→ **Dataset items**
════════════════
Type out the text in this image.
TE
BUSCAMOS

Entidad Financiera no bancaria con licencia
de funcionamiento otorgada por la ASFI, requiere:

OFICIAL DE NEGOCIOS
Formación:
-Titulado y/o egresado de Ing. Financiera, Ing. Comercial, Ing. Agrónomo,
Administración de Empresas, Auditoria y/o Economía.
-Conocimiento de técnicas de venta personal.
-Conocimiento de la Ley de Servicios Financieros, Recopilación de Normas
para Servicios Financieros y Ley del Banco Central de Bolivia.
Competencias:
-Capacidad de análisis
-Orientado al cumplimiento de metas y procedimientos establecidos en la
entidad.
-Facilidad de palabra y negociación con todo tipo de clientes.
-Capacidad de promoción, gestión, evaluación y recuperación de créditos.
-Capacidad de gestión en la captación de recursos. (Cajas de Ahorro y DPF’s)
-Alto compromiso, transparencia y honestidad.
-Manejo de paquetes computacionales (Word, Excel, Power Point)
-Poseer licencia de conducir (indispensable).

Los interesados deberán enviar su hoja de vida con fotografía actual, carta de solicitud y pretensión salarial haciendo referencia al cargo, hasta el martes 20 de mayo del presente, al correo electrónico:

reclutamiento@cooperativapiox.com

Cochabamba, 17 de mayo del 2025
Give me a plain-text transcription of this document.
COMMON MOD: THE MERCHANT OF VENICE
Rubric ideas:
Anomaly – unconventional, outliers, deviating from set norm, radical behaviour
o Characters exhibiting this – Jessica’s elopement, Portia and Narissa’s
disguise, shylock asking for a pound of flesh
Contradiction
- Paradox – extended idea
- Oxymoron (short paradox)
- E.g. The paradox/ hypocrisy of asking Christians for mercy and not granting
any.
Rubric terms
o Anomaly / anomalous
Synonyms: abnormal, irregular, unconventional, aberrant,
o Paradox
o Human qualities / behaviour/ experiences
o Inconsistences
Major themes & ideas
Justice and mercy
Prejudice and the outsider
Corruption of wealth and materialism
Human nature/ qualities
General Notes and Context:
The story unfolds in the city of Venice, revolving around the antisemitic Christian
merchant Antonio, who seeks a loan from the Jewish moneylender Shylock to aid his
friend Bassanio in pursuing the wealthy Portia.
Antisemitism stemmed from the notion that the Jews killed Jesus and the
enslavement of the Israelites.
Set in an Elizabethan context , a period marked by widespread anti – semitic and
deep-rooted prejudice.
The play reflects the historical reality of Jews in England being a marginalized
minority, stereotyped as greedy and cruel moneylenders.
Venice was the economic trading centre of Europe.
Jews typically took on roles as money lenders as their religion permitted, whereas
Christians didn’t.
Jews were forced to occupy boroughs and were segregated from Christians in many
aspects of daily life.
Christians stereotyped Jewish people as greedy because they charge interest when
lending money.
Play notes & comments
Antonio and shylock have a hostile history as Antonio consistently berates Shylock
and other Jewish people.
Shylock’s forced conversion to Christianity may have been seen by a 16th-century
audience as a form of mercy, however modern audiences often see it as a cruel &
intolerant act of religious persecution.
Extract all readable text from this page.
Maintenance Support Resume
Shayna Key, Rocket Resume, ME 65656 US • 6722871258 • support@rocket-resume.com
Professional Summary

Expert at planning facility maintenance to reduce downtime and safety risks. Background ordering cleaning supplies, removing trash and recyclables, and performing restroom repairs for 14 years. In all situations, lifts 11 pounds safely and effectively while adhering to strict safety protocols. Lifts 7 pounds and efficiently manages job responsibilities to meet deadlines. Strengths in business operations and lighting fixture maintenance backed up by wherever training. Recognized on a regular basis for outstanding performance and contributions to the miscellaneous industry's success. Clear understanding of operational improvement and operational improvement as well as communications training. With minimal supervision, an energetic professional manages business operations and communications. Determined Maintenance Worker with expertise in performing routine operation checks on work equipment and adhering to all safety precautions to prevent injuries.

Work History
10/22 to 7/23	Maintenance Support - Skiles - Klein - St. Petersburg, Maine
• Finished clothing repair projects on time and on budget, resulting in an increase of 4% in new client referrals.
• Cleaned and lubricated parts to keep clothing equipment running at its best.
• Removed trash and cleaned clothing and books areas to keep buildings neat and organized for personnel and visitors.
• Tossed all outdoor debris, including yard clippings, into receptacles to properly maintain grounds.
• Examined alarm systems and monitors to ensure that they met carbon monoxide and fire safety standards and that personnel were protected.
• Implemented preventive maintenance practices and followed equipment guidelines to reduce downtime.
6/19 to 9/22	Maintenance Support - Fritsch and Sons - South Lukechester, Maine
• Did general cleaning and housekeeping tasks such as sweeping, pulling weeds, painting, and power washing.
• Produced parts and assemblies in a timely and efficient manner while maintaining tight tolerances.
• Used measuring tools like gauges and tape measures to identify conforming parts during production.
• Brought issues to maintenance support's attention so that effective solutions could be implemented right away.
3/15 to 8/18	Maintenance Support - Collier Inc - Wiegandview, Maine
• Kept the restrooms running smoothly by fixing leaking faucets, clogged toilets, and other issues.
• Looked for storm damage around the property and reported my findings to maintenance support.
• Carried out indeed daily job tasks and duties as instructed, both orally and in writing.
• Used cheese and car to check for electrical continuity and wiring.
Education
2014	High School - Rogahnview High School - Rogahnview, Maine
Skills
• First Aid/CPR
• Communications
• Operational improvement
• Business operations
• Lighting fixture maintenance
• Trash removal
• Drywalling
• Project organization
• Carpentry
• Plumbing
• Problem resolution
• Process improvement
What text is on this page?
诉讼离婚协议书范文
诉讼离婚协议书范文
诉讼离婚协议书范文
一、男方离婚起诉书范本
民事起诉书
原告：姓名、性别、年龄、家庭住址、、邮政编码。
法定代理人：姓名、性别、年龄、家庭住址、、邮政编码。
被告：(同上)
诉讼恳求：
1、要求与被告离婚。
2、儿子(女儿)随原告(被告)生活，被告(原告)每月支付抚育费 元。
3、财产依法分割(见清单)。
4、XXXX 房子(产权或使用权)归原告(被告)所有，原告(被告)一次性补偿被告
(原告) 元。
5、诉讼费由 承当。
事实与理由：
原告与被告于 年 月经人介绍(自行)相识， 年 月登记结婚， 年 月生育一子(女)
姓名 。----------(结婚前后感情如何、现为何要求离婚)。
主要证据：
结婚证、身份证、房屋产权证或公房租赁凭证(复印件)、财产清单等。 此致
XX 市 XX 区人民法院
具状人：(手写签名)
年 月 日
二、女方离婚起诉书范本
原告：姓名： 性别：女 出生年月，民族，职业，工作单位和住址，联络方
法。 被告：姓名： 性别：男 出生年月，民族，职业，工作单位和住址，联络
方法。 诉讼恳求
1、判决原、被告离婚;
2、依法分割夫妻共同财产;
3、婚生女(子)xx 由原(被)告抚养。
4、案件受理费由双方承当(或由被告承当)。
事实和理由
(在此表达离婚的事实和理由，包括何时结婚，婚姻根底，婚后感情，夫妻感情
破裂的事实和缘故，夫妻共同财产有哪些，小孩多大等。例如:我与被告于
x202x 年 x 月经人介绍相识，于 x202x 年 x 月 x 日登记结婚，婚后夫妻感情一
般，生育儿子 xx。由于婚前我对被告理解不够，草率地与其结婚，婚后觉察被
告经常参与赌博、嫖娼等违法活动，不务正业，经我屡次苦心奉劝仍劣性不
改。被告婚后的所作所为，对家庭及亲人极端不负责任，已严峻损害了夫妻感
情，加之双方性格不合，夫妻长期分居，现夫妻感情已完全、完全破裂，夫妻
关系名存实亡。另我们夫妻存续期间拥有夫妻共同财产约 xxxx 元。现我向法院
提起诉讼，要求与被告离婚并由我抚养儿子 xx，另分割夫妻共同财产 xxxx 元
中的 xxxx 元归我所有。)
════════════════
Write out the data exactly as it stands.

→ **Result**
Type out the text in this image.
TE
BUSCAMOS

Entidad Financiera no bancaria con licencia
de funcionamiento otorgada por la ASFI, requiere:

OFICIAL DE NEGOCIOS
Formación:
-Titulado y/o egresado de Ing. Financiera, Ing. Comercial, Ing. Agrónomo,
Administración de Empresas, Auditoria y/o Economía.
-Conocimiento de técnicas de venta personal.
-Conocimiento de la Ley de Servicios Financieros, Recopilación de Normas
para Servicios Financieros y Ley del Banco Central de Bolivia.
Competencias:
-Capacidad de análisis
-Orientado al cumplimiento de metas y procedimientos establecidos en la
entidad.
-Facilidad de palabra y negociación con todo tipo de clientes.
-Capacidad de promoción, gestión, evaluación y recuperación de créditos.
-Capacidad de gestión en la captación de recursos. (Cajas de Ahorro y DPF’s)
-Alto compromiso, transparencia y honestidad.
-Manejo de paquetes computacionales (Word, Excel, Power Point)
-Poseer licencia de conducir (indispensable).

Los interesados deberán enviar su hoja de vida con fotografía actual, carta de solicitud y pretensión salarial haciendo referencia al cargo, hasta el martes 20 de mayo del presente, al correo electrónico:

reclutamiento@cooperativapiox.com

Cochabamba, 17 de mayo del 2025
Give me a plain-text transcription of this document.
COMMON MOD: THE MERCHANT OF VENICE
Rubric ideas:
Anomaly – unconventional, outliers, deviating from set norm, radical behaviour
o Characters exhibiting this – Jessica’s elopement, Portia and Narissa’s
disguise, shylock asking for a pound of flesh
Contradiction
- Paradox – extended idea
- Oxymoron (short paradox)
- E.g. The paradox/ hypocrisy of asking Christians for mercy and not granting
any.
Rubric terms
o Anomaly / anomalous
Synonyms: abnormal, irregular, unconventional, aberrant,
o Paradox
o Human qualities / behaviour/ experiences
o Inconsistences
Major themes & ideas
Justice and mercy
Prejudice and the outsider
Corruption of wealth and materialism
Human nature/ qualities
General Notes and Context:
The story unfolds in the city of Venice, revolving around the antisemitic Christian
merchant Antonio, who seeks a loan from the Jewish moneylender Shylock to aid his
friend Bassanio in pursuing the wealthy Portia.
Antisemitism stemmed from the notion that the Jews killed Jesus and the
enslavement of the Israelites.
Set in an Elizabethan context , a period marked by widespread anti – semitic and
deep-rooted prejudice.
The play reflects the historical reality of Jews in England being a marginalized
minority, stereotyped as greedy and cruel moneylenders.
Venice was the economic trading centre of Europe.
Jews typically took on roles as money lenders as their religion permitted, whereas
Christians didn’t.
Jews were forced to occupy boroughs and were segregated from Christians in many
aspects of daily life.
Christians stereotyped Jewish people as greedy because they charge interest when
lending money.
Play notes & comments
Antonio and shylock have a hostile history as Antonio consistently berates Shylock
and other Jewish people.
Shylock’s forced conversion to Christianity may have been seen by a 16th-century
audience as a form of mercy, however modern audiences often see it as a cruel &
intolerant act of religious persecution.
Extract all readable text from this page.
Maintenance Support Resume
Shayna Key, Rocket Resume, ME 65656 US • 6722871258 • support@rocket-resume.com
Professional Summary

Expert at planning facility maintenance to reduce downtime and safety risks. Background ordering cleaning supplies, removing trash and recyclables, and performing restroom repairs for 14 years. In all situations, lifts 11 pounds safely and effectively while adhering to strict safety protocols. Lifts 7 pounds and efficiently manages job responsibilities to meet deadlines. Strengths in business operations and lighting fixture maintenance backed up by wherever training. Recognized on a regular basis for outstanding performance and contributions to the miscellaneous industry's success. Clear understanding of operational improvement and operational improvement as well as communications training. With minimal supervision, an energetic professional manages business operations and communications. Determined Maintenance Worker with expertise in performing routine operation checks on work equipment and adhering to all safety precautions to prevent injuries.

Work History
10/22 to 7/23	Maintenance Support - Skiles - Klein - St. Petersburg, Maine
• Finished clothing repair projects on time and on budget, resulting in an increase of 4% in new client referrals.
• Cleaned and lubricated parts to keep clothing equipment running at its best.
• Removed trash and cleaned clothing and books areas to keep buildings neat and organized for personnel and visitors.
• Tossed all outdoor debris, including yard clippings, into receptacles to properly maintain grounds.
• Examined alarm systems and monitors to ensure that they met carbon monoxide and fire safety standards and that personnel were protected.
• Implemented preventive maintenance practices and followed equipment guidelines to reduce downtime.
6/19 to 9/22	Maintenance Support - Fritsch and Sons - South Lukechester, Maine
• Did general cleaning and housekeeping tasks such as sweeping, pulling weeds, painting, and power washing.
• Produced parts and assemblies in a timely and efficient manner while maintaining tight tolerances.
• Used measuring tools like gauges and tape measures to identify conforming parts during production.
• Brought issues to maintenance support's attention so that effective solutions could be implemented right away.
3/15 to 8/18	Maintenance Support - Collier Inc - Wiegandview, Maine
• Kept the restrooms running smoothly by fixing leaking faucets, clogged toilets, and other issues.
• Looked for storm damage around the property and reported my findings to maintenance support.
• Carried out indeed daily job tasks and duties as instructed, both orally and in writing.
• Used cheese and car to check for electrical continuity and wiring.
Education
2014	High School - Rogahnview High School - Rogahnview, Maine
Skills
• First Aid/CPR
• Communications
• Operational improvement
• Business operations
• Lighting fixture maintenance
• Trash removal
• Drywalling
• Project organization
• Carpentry
• Plumbing
• Problem resolution
• Process improvement
What text is on this page?
诉讼离婚协议书范文
诉讼离婚协议书范文
诉讼离婚协议书范文
一、男方离婚起诉书范本
民事起诉书
原告：姓名、性别、年龄、家庭住址、、邮政编码。
法定代理人：姓名、性别、年龄、家庭住址、、邮政编码。
被告：(同上)
诉讼恳求：
1、要求与被告离婚。
2、儿子(女儿)随原告(被告)生活，被告(原告)每月支付抚育费 元。
3、财产依法分割(见清单)。
4、XXXX 房子(产权或使用权)归原告(被告)所有，原告(被告)一次性补偿被告
(原告) 元。
5、诉讼费由 承当。
事实与理由：
原告与被告于 年 月经人介绍(自行)相识， 年 月登记结婚， 年 月生育一子(女)
姓名 。----------(结婚前后感情如何、现为何要求离婚)。
主要证据：
结婚证、身份证、房屋产权证或公房租赁凭证(复印件)、财产清单等。 此致
XX 市 XX 区人民法院
具状人：(手写签名)
年 月 日
二、女方离婚起诉书范本
原告：姓名： 性别：女 出生年月，民族，职业，工作单位和住址，联络方
法。 被告：姓名： 性别：男 出生年月，民族，职业，工作单位和住址，联络
方法。 诉讼恳求
1、判决原、被告离婚;
2、依法分割夫妻共同财产;
3、婚生女(子)xx 由原(被)告抚养。
4、案件受理费由双方承当(或由被告承当)。
事实和理由
(在此表达离婚的事实和理由，包括何时结婚，婚姻根底，婚后感情，夫妻感情
破裂的事实和缘故，夫妻共同财产有哪些，小孩多大等。例如:我与被告于
x202x 年 x 月经人介绍相识，于 x202x 年 x 月 x 日登记结婚，婚后夫妻感情一
般，生育儿子 xx。由于婚前我对被告理解不够，草率地与其结婚，婚后觉察被
告经常参与赌博、嫖娼等违法活动，不务正业，经我屡次苦心奉劝仍劣性不
改。被告婚后的所作所为，对家庭及亲人极端不负责任，已严峻损害了夫妻感
情，加之双方性格不合，夫妻长期分居，现夫妻感情已完全、完全破裂，夫妻
关系名存实亡。另我们夫妻存续期间拥有夫妻共同财产约 xxxx 元。现我向法院
提起诉讼，要求与被告离婚并由我抚养儿子 xx，另分割夫妻共同财产 xxxx 元
中的 xxxx 元归我所有。)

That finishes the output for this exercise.